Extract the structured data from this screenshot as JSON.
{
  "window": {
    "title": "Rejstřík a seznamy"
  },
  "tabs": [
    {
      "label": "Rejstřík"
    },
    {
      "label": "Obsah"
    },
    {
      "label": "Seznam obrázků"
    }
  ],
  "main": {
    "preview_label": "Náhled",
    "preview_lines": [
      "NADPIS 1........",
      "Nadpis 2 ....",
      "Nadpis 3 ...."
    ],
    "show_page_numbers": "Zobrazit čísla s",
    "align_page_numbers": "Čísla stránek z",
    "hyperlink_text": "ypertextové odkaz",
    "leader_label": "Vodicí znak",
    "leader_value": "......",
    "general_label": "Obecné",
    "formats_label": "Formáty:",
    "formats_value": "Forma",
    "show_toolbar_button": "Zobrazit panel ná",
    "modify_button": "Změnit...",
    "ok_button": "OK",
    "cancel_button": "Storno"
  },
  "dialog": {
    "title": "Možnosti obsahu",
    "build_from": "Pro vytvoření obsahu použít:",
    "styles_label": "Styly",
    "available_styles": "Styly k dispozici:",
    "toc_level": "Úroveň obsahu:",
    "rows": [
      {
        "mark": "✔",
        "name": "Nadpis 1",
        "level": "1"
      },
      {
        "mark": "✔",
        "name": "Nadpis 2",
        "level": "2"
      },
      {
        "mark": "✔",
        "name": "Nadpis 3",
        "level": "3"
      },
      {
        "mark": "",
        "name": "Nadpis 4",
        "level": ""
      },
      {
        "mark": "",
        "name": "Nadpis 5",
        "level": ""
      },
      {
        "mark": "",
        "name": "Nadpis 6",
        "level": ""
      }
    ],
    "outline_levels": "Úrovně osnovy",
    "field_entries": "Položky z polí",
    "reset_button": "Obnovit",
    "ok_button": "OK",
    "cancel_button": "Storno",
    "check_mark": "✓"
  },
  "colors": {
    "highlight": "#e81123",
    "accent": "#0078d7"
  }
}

Exercise:
Show each line of the listing that holds the string "title".

Exercise output:
    "title": "Rejstřík a seznamy"
    "title": "Možnosti obsahu",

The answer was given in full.